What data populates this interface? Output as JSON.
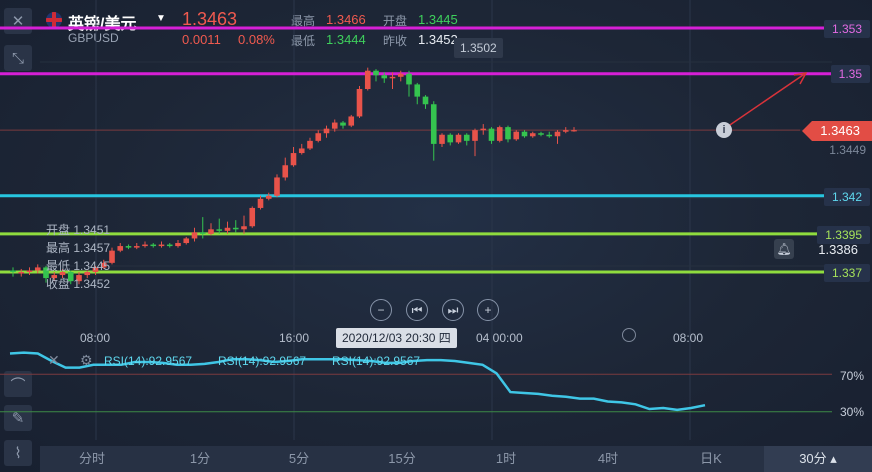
{
  "header": {
    "title": "英镑/美元",
    "symbol": "GBPUSD",
    "price": "1.3463",
    "change": "0.0011",
    "change_pct": "0.08%",
    "high_label": "最高",
    "high_value": "1.3466",
    "open_label": "开盘",
    "open_value": "1.3445",
    "low_label": "最低",
    "low_value": "1.3444",
    "prev_close_label": "昨收",
    "prev_close_value": "1.3452",
    "peak_label": "1.3502"
  },
  "price_axis": {
    "levels": [
      "1.353",
      "1.35",
      "1.3463",
      "1.3449",
      "1.342",
      "1.3395",
      "1.3386",
      "1.337"
    ]
  },
  "hover_box": {
    "open_label": "开盘",
    "open_value": "1.3451",
    "high_label": "最高",
    "high_value": "1.3457",
    "low_label": "最低",
    "low_value": "1.3445",
    "close_label": "收盘",
    "close_value": "1.3452"
  },
  "controls": [
    "zoom-out",
    "prev",
    "next",
    "zoom-in"
  ],
  "time_axis": {
    "ticks": [
      "08:00",
      "16:00",
      "04 00:00",
      "08:00"
    ],
    "crosshair": "2020/12/03 20:30 四"
  },
  "rsi": {
    "labels": [
      "RSI(14):92.9567",
      "RSI(14):92.9567",
      "RSI(14):92.9567"
    ],
    "upper": "70%",
    "lower": "30%",
    "values": [
      92,
      93,
      92,
      84,
      77,
      77,
      80,
      80,
      80,
      83,
      83,
      82,
      80,
      80,
      81,
      83,
      86,
      86,
      85,
      83,
      84,
      86,
      86,
      86,
      86,
      85,
      84,
      82,
      82,
      84,
      85,
      85,
      84,
      82,
      80,
      71,
      51,
      50,
      49,
      47,
      46,
      44,
      44,
      41,
      40,
      38,
      33,
      34,
      32,
      34,
      37
    ]
  },
  "chart_data": {
    "type": "candlestick",
    "symbol": "GBPUSD",
    "y_axis": [
      1.3365,
      1.3535
    ],
    "horizontal_lines": [
      {
        "value": 1.353,
        "color": "#d61fd6"
      },
      {
        "value": 1.35,
        "color": "#d61fd6"
      },
      {
        "value": 1.342,
        "color": "#27c6e0"
      },
      {
        "value": 1.3395,
        "color": "#8fdc3e"
      },
      {
        "value": 1.337,
        "color": "#8fdc3e"
      }
    ],
    "current_price": 1.3463,
    "candles": [
      [
        1.3371,
        1.337,
        1.3367,
        1.3373
      ],
      [
        1.3369,
        1.337,
        1.3367,
        1.3372
      ],
      [
        1.337,
        1.3371,
        1.3368,
        1.3373
      ],
      [
        1.3371,
        1.3373,
        1.3369,
        1.3375
      ],
      [
        1.3373,
        1.3366,
        1.3363,
        1.3374
      ],
      [
        1.3366,
        1.3368,
        1.3364,
        1.337
      ],
      [
        1.3368,
        1.337,
        1.3366,
        1.3372
      ],
      [
        1.337,
        1.3364,
        1.3362,
        1.3371
      ],
      [
        1.3364,
        1.3368,
        1.3362,
        1.337
      ],
      [
        1.3368,
        1.337,
        1.3366,
        1.3371
      ],
      [
        1.337,
        1.3373,
        1.3368,
        1.3374
      ],
      [
        1.3373,
        1.3376,
        1.3372,
        1.3378
      ],
      [
        1.3376,
        1.3384,
        1.3375,
        1.3386
      ],
      [
        1.3384,
        1.3387,
        1.3383,
        1.3389
      ],
      [
        1.3387,
        1.3386,
        1.3385,
        1.3388
      ],
      [
        1.3386,
        1.3387,
        1.3385,
        1.3389
      ],
      [
        1.3387,
        1.3388,
        1.3386,
        1.339
      ],
      [
        1.3388,
        1.3387,
        1.3386,
        1.3389
      ],
      [
        1.3387,
        1.3388,
        1.3386,
        1.339
      ],
      [
        1.3388,
        1.3387,
        1.3386,
        1.3389
      ],
      [
        1.3387,
        1.3389,
        1.3386,
        1.3391
      ],
      [
        1.3389,
        1.3392,
        1.3388,
        1.3393
      ],
      [
        1.3392,
        1.3396,
        1.339,
        1.3399
      ],
      [
        1.3396,
        1.3395,
        1.3392,
        1.3406
      ],
      [
        1.3395,
        1.3398,
        1.3394,
        1.3402
      ],
      [
        1.3398,
        1.3397,
        1.3395,
        1.3405
      ],
      [
        1.3397,
        1.3399,
        1.3395,
        1.3403
      ],
      [
        1.3399,
        1.3398,
        1.3396,
        1.3404
      ],
      [
        1.3398,
        1.34,
        1.3395,
        1.3407
      ],
      [
        1.34,
        1.3412,
        1.3399,
        1.3413
      ],
      [
        1.3412,
        1.3418,
        1.3411,
        1.342
      ],
      [
        1.3418,
        1.342,
        1.3417,
        1.3422
      ],
      [
        1.342,
        1.3432,
        1.3419,
        1.3434
      ],
      [
        1.3432,
        1.344,
        1.343,
        1.3445
      ],
      [
        1.344,
        1.3448,
        1.3439,
        1.3452
      ],
      [
        1.3448,
        1.3451,
        1.3447,
        1.3454
      ],
      [
        1.3451,
        1.3456,
        1.345,
        1.3458
      ],
      [
        1.3456,
        1.3461,
        1.3455,
        1.3463
      ],
      [
        1.3461,
        1.3464,
        1.3458,
        1.3466
      ],
      [
        1.3464,
        1.3468,
        1.3462,
        1.347
      ],
      [
        1.3468,
        1.3466,
        1.3464,
        1.3469
      ],
      [
        1.3466,
        1.3472,
        1.3465,
        1.3473
      ],
      [
        1.3472,
        1.349,
        1.3471,
        1.3492
      ],
      [
        1.349,
        1.3502,
        1.3489,
        1.3504
      ],
      [
        1.3502,
        1.3499,
        1.3495,
        1.3503
      ],
      [
        1.3499,
        1.3497,
        1.3494,
        1.3501
      ],
      [
        1.3497,
        1.3498,
        1.349,
        1.3501
      ],
      [
        1.3498,
        1.35,
        1.3495,
        1.3502
      ],
      [
        1.35,
        1.3493,
        1.3485,
        1.3502
      ],
      [
        1.3493,
        1.3485,
        1.348,
        1.3494
      ],
      [
        1.3485,
        1.348,
        1.3477,
        1.3486
      ],
      [
        1.348,
        1.3454,
        1.3443,
        1.3482
      ],
      [
        1.3454,
        1.346,
        1.3452,
        1.3461
      ],
      [
        1.346,
        1.3455,
        1.3453,
        1.3461
      ],
      [
        1.3455,
        1.346,
        1.3454,
        1.3461
      ],
      [
        1.346,
        1.3456,
        1.3453,
        1.3461
      ],
      [
        1.3456,
        1.3463,
        1.3446,
        1.3464
      ],
      [
        1.3463,
        1.3464,
        1.346,
        1.3467
      ],
      [
        1.3464,
        1.3456,
        1.3454,
        1.3465
      ],
      [
        1.3456,
        1.3465,
        1.3455,
        1.3466
      ],
      [
        1.3465,
        1.3457,
        1.3455,
        1.3466
      ],
      [
        1.3457,
        1.3462,
        1.3456,
        1.3463
      ],
      [
        1.3462,
        1.3459,
        1.3458,
        1.3463
      ],
      [
        1.3459,
        1.3461,
        1.3458,
        1.3462
      ],
      [
        1.3461,
        1.346,
        1.3459,
        1.3462
      ],
      [
        1.346,
        1.3459,
        1.3458,
        1.3462
      ],
      [
        1.3459,
        1.3462,
        1.3454,
        1.3463
      ],
      [
        1.3462,
        1.3463,
        1.3461,
        1.3465
      ],
      [
        1.3463,
        1.3463,
        1.3462,
        1.3465
      ]
    ]
  },
  "bottom_tabs": [
    "分时",
    "1分",
    "5分",
    "15分",
    "1时",
    "4时",
    "日K",
    "30分"
  ]
}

☆ ☆ ☆

Make a verbatim copy of all the entries and strip out the pictures.

What data populates this interface? Output as JSON.
{
  "header": {
    "title": "英镑/美元",
    "symbol": "GBPUSD",
    "price": "1.3463",
    "change": "0.0011",
    "change_pct": "0.08%",
    "high_label": "最高",
    "high_value": "1.3466",
    "open_label": "开盘",
    "open_value": "1.3445",
    "low_label": "最低",
    "low_value": "1.3444",
    "prev_close_label": "昨收",
    "prev_close_value": "1.3452",
    "peak_label": "1.3502"
  },
  "price_axis": {
    "levels": [
      "1.353",
      "1.35",
      "1.3463",
      "1.3449",
      "1.342",
      "1.3395",
      "1.3386",
      "1.337"
    ]
  },
  "hover_box": {
    "open_label": "开盘",
    "open_value": "1.3451",
    "high_label": "最高",
    "high_value": "1.3457",
    "low_label": "最低",
    "low_value": "1.3445",
    "close_label": "收盘",
    "close_value": "1.3452"
  },
  "controls": [
    "zoom-out",
    "prev",
    "next",
    "zoom-in"
  ],
  "time_axis": {
    "ticks": [
      "08:00",
      "16:00",
      "04 00:00",
      "08:00"
    ],
    "crosshair": "2020/12/03 20:30 四"
  },
  "rsi": {
    "labels": [
      "RSI(14):92.9567",
      "RSI(14):92.9567",
      "RSI(14):92.9567"
    ],
    "upper": "70%",
    "lower": "30%",
    "values": [
      92,
      93,
      92,
      84,
      77,
      77,
      80,
      80,
      80,
      83,
      83,
      82,
      80,
      80,
      81,
      83,
      86,
      86,
      85,
      83,
      84,
      86,
      86,
      86,
      86,
      85,
      84,
      82,
      82,
      84,
      85,
      85,
      84,
      82,
      80,
      71,
      51,
      50,
      49,
      47,
      46,
      44,
      44,
      41,
      40,
      38,
      33,
      34,
      32,
      34,
      37
    ]
  },
  "chart_data": {
    "type": "candlestick",
    "symbol": "GBPUSD",
    "y_axis": [
      1.3365,
      1.3535
    ],
    "horizontal_lines": [
      {
        "value": 1.353,
        "color": "#d61fd6"
      },
      {
        "value": 1.35,
        "color": "#d61fd6"
      },
      {
        "value": 1.342,
        "color": "#27c6e0"
      },
      {
        "value": 1.3395,
        "color": "#8fdc3e"
      },
      {
        "value": 1.337,
        "color": "#8fdc3e"
      }
    ],
    "current_price": 1.3463,
    "candles": [
      [
        1.3371,
        1.337,
        1.3367,
        1.3373
      ],
      [
        1.3369,
        1.337,
        1.3367,
        1.3372
      ],
      [
        1.337,
        1.3371,
        1.3368,
        1.3373
      ],
      [
        1.3371,
        1.3373,
        1.3369,
        1.3375
      ],
      [
        1.3373,
        1.3366,
        1.3363,
        1.3374
      ],
      [
        1.3366,
        1.3368,
        1.3364,
        1.337
      ],
      [
        1.3368,
        1.337,
        1.3366,
        1.3372
      ],
      [
        1.337,
        1.3364,
        1.3362,
        1.3371
      ],
      [
        1.3364,
        1.3368,
        1.3362,
        1.337
      ],
      [
        1.3368,
        1.337,
        1.3366,
        1.3371
      ],
      [
        1.337,
        1.3373,
        1.3368,
        1.3374
      ],
      [
        1.3373,
        1.3376,
        1.3372,
        1.3378
      ],
      [
        1.3376,
        1.3384,
        1.3375,
        1.3386
      ],
      [
        1.3384,
        1.3387,
        1.3383,
        1.3389
      ],
      [
        1.3387,
        1.3386,
        1.3385,
        1.3388
      ],
      [
        1.3386,
        1.3387,
        1.3385,
        1.3389
      ],
      [
        1.3387,
        1.3388,
        1.3386,
        1.339
      ],
      [
        1.3388,
        1.3387,
        1.3386,
        1.3389
      ],
      [
        1.3387,
        1.3388,
        1.3386,
        1.339
      ],
      [
        1.3388,
        1.3387,
        1.3386,
        1.3389
      ],
      [
        1.3387,
        1.3389,
        1.3386,
        1.3391
      ],
      [
        1.3389,
        1.3392,
        1.3388,
        1.3393
      ],
      [
        1.3392,
        1.3396,
        1.339,
        1.3399
      ],
      [
        1.3396,
        1.3395,
        1.3392,
        1.3406
      ],
      [
        1.3395,
        1.3398,
        1.3394,
        1.3402
      ],
      [
        1.3398,
        1.3397,
        1.3395,
        1.3405
      ],
      [
        1.3397,
        1.3399,
        1.3395,
        1.3403
      ],
      [
        1.3399,
        1.3398,
        1.3396,
        1.3404
      ],
      [
        1.3398,
        1.34,
        1.3395,
        1.3407
      ],
      [
        1.34,
        1.3412,
        1.3399,
        1.3413
      ],
      [
        1.3412,
        1.3418,
        1.3411,
        1.342
      ],
      [
        1.3418,
        1.342,
        1.3417,
        1.3422
      ],
      [
        1.342,
        1.3432,
        1.3419,
        1.3434
      ],
      [
        1.3432,
        1.344,
        1.343,
        1.3445
      ],
      [
        1.344,
        1.3448,
        1.3439,
        1.3452
      ],
      [
        1.3448,
        1.3451,
        1.3447,
        1.3454
      ],
      [
        1.3451,
        1.3456,
        1.345,
        1.3458
      ],
      [
        1.3456,
        1.3461,
        1.3455,
        1.3463
      ],
      [
        1.3461,
        1.3464,
        1.3458,
        1.3466
      ],
      [
        1.3464,
        1.3468,
        1.3462,
        1.347
      ],
      [
        1.3468,
        1.3466,
        1.3464,
        1.3469
      ],
      [
        1.3466,
        1.3472,
        1.3465,
        1.3473
      ],
      [
        1.3472,
        1.349,
        1.3471,
        1.3492
      ],
      [
        1.349,
        1.3502,
        1.3489,
        1.3504
      ],
      [
        1.3502,
        1.3499,
        1.3495,
        1.3503
      ],
      [
        1.3499,
        1.3497,
        1.3494,
        1.3501
      ],
      [
        1.3497,
        1.3498,
        1.349,
        1.3501
      ],
      [
        1.3498,
        1.35,
        1.3495,
        1.3502
      ],
      [
        1.35,
        1.3493,
        1.3485,
        1.3502
      ],
      [
        1.3493,
        1.3485,
        1.348,
        1.3494
      ],
      [
        1.3485,
        1.348,
        1.3477,
        1.3486
      ],
      [
        1.348,
        1.3454,
        1.3443,
        1.3482
      ],
      [
        1.3454,
        1.346,
        1.3452,
        1.3461
      ],
      [
        1.346,
        1.3455,
        1.3453,
        1.3461
      ],
      [
        1.3455,
        1.346,
        1.3454,
        1.3461
      ],
      [
        1.346,
        1.3456,
        1.3453,
        1.3461
      ],
      [
        1.3456,
        1.3463,
        1.3446,
        1.3464
      ],
      [
        1.3463,
        1.3464,
        1.346,
        1.3467
      ],
      [
        1.3464,
        1.3456,
        1.3454,
        1.3465
      ],
      [
        1.3456,
        1.3465,
        1.3455,
        1.3466
      ],
      [
        1.3465,
        1.3457,
        1.3455,
        1.3466
      ],
      [
        1.3457,
        1.3462,
        1.3456,
        1.3463
      ],
      [
        1.3462,
        1.3459,
        1.3458,
        1.3463
      ],
      [
        1.3459,
        1.3461,
        1.3458,
        1.3462
      ],
      [
        1.3461,
        1.346,
        1.3459,
        1.3462
      ],
      [
        1.346,
        1.3459,
        1.3458,
        1.3462
      ],
      [
        1.3459,
        1.3462,
        1.3454,
        1.3463
      ],
      [
        1.3462,
        1.3463,
        1.3461,
        1.3465
      ],
      [
        1.3463,
        1.3463,
        1.3462,
        1.3465
      ]
    ]
  },
  "bottom_tabs": [
    "分时",
    "1分",
    "5分",
    "15分",
    "1时",
    "4时",
    "日K",
    "30分"
  ]
}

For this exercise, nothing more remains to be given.